> [EXTRACTED DATA]:
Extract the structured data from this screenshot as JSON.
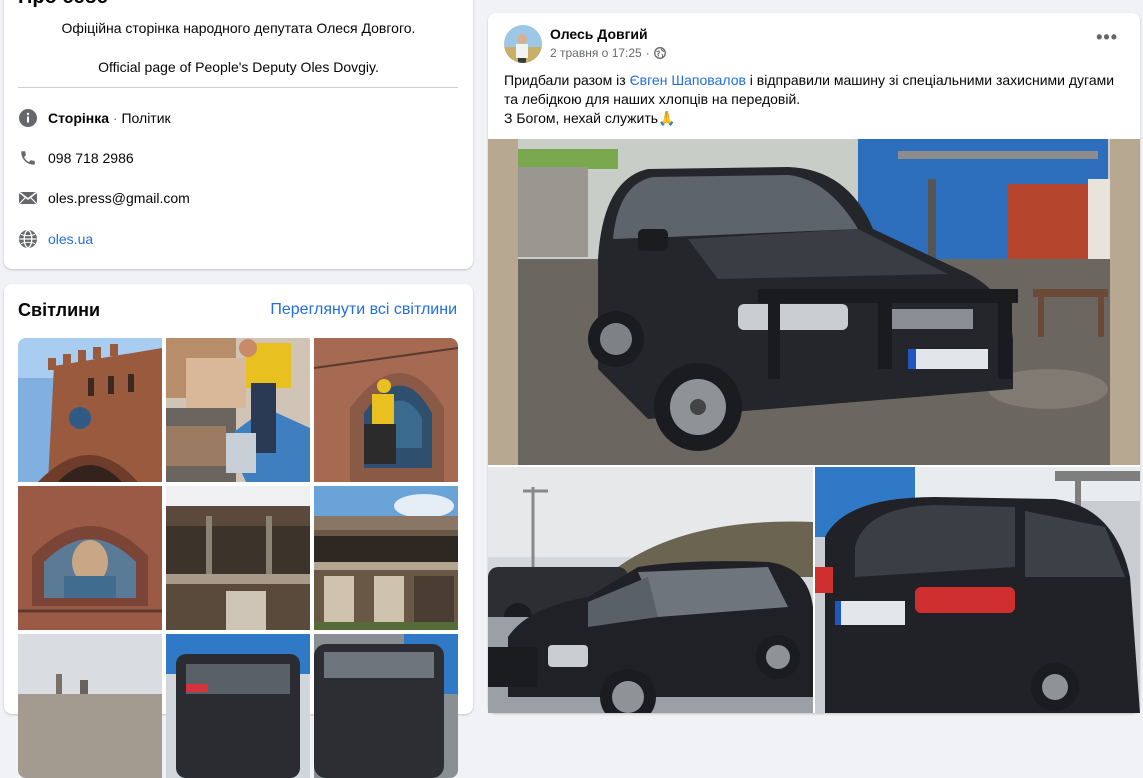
{
  "about": {
    "heading": "Про себе",
    "description_ua": "Офіційна сторінка народного депутата Олеся Довгого.",
    "description_en": "Official page of People's Deputy Oles Dovgiy.",
    "page_type_label": "Сторінка",
    "page_type_sep": " · ",
    "page_category": "Політик",
    "phone": "098 718 2986",
    "email": "oles.press@gmail.com",
    "website": "oles.ua"
  },
  "photos": {
    "title": "Світлини",
    "see_all": "Переглянути всі світлини"
  },
  "post": {
    "author": "Олесь Довгий",
    "timestamp": "2 травня о 17:25",
    "dot": "·",
    "text_before_tag": "Придбали разом із ",
    "tagged_person": "Євген Шаповалов",
    "text_after_tag": " і відправили машину зі спеціальними захисними дугами та лебідкою для наших хлопців на передовій.",
    "text_line2": "З Богом, нехай служить🙏",
    "more_menu": "•••"
  },
  "colors": {
    "link": "#216fdb",
    "secondary_text": "#65676b",
    "background": "#f0f2f5"
  }
}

> [TASK DESCRIPTION]: From the entries above, output every line exactly and omit any image.

> [FULL ANSWER]:
Extract the structured data from this screenshot as JSON.
{
  "about": {
    "heading": "Про себе",
    "description_ua": "Офіційна сторінка народного депутата Олеся Довгого.",
    "description_en": "Official page of People's Deputy Oles Dovgiy.",
    "page_type_label": "Сторінка",
    "page_type_sep": " · ",
    "page_category": "Політик",
    "phone": "098 718 2986",
    "email": "oles.press@gmail.com",
    "website": "oles.ua"
  },
  "photos": {
    "title": "Світлини",
    "see_all": "Переглянути всі світлини"
  },
  "post": {
    "author": "Олесь Довгий",
    "timestamp": "2 травня о 17:25",
    "dot": "·",
    "text_before_tag": "Придбали разом із ",
    "tagged_person": "Євген Шаповалов",
    "text_after_tag": " і відправили машину зі спеціальними захисними дугами та лебідкою для наших хлопців на передовій.",
    "text_line2": "З Богом, нехай служить🙏",
    "more_menu": "•••"
  },
  "colors": {
    "link": "#216fdb",
    "secondary_text": "#65676b",
    "background": "#f0f2f5"
  }
}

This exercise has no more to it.